**SOURCE EXCERPT**
● ● ● ● ●
2. The apparatus of claim 1 , wherein rows of the storage array are to be indexed according to an allocation pointer to indicate allocated entries within a speculative return stack buffer (SRSB).
3. The apparatus of claim 2 , wherein columns of the storage array are to be indexed according to top-of-stack pointer to indicate a most-recently stored return instruction pointer stored within a committed return stack buffer (CRSB).
4. The apparatus of claim 3 , further comprising a mask generation logic to generate a mask to indicate the number of valid storage array entries between a first storage array entry corresponding to the allocation pointer and a second storage array entry corresponding to a most recently retired call operation.
5. The apparatus of claim 4 further comprising an AND logic to perform a Boolean AND operation between the mask and a column of storage entries selected by the top-of-stack pointer.
6. The apparatus of claim 5 further comprising an OR logic to perform a Boolean OR operation between values generated by the AND operation.
7. The apparatus of claim 6 , wherein if the result of the OR operation is a first value, the return instruction pointer is to be retrieved from the SRSB, and wherein if the result of the OR operation is a second value, the return instruction pointer is to be retrieved from the CRSB.
8. A system comprising:
a memory to store at least one instruction, which if executed by a processor causes the processor to perform a call operation;
a top-of-stack (TOS) array to indicate likely locations of a return instruction pointer corresponding to the call operation;
a call return tracking logic to control the TOS array and to update the TOS array as a result of the processor performing the call operation.
● ● ● ● ●
**Spatial annotation listing**
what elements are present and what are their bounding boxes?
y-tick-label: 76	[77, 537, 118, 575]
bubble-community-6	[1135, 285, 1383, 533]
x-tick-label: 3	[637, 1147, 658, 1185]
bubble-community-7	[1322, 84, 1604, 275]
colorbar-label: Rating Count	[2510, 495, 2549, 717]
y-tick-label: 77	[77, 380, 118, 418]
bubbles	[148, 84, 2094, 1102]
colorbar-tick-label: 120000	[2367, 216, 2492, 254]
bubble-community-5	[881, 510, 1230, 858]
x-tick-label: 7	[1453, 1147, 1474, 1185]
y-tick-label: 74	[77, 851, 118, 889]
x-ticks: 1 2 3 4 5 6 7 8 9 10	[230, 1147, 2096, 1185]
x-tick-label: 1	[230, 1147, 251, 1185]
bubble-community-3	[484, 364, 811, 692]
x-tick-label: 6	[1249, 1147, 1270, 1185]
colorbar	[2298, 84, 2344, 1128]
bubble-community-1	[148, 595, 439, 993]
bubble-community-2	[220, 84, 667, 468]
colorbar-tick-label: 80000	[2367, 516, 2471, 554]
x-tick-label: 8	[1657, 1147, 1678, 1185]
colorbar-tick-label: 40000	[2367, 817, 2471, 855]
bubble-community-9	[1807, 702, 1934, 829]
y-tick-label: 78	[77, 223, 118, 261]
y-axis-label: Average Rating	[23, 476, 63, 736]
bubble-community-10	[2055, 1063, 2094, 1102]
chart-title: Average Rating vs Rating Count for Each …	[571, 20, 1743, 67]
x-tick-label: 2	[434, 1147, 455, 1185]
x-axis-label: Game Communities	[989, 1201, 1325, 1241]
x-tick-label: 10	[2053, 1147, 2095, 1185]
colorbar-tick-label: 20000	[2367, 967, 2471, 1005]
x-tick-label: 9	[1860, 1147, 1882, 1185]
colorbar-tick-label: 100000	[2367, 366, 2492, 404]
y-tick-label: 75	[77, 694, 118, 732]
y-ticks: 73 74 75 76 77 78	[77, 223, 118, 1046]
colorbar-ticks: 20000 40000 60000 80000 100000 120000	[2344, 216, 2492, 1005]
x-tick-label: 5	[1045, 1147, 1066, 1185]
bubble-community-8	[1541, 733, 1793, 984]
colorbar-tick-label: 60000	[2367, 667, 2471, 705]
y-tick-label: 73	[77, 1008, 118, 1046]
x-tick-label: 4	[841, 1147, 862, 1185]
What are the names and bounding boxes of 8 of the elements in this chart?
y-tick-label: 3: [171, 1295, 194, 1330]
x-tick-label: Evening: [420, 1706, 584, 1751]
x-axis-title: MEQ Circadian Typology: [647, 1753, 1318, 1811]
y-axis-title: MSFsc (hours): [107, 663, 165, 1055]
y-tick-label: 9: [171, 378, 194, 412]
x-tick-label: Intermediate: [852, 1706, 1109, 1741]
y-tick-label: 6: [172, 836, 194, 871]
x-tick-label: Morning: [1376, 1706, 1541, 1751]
● ● ● ● ●
**EXERCISE REQUIREMENTS**
• a. In the patent claims excerpt, substitute "bit mask" for "mask" in the passage starting with "4. The apparatus" and going on through "the AND operation.", and give that passage with the change.
• b. For each statement, say yes or no according to the patent claims excerpt, and quote the words from it that decide the answer.
(i) The OR logic performs a Boolean OR operation between values generated by the AND operation.
(ii) Columns of the storage array are indexed according to the allocation pointer.
(iii) If the result of the OR operation is a second value, the return instruction pointer is retrieved from the SRSB.
• c. According to the patent claims excerpt, what does the top-of-stack (TOS) array indicate?

**SOLUTIONS PER TASK**
• a.
4. The apparatus of claim 3 , further comprising a bit mask generation logic to generate a bit mask to indicate the number of valid storage array entries between a first storage array entry corresponding to the allocation pointer and a second storage array entry corresponding to a most recently retired call operation.
5. The apparatus of claim 4 further comprising an AND logic to perform a Boolean AND operation between the bit mask and a column of storage entries selected by the top-of-stack pointer.
6. The apparatus of claim 5 further comprising an OR logic to perform a Boolean OR operation between values generated by the AND operation.

• b.
(i) Yes: "an OR logic to perform a Boolean OR operation between values generated by the AND operation"
(ii) No: "columns of the storage array are to be indexed according to top-of-stack pointer"
(iii) No: "if the result of the OR operation is a second value, the return instruction pointer is to be retrieved from the CRSB"

• c. Likely locations of a return instruction pointer corresponding to the call operation.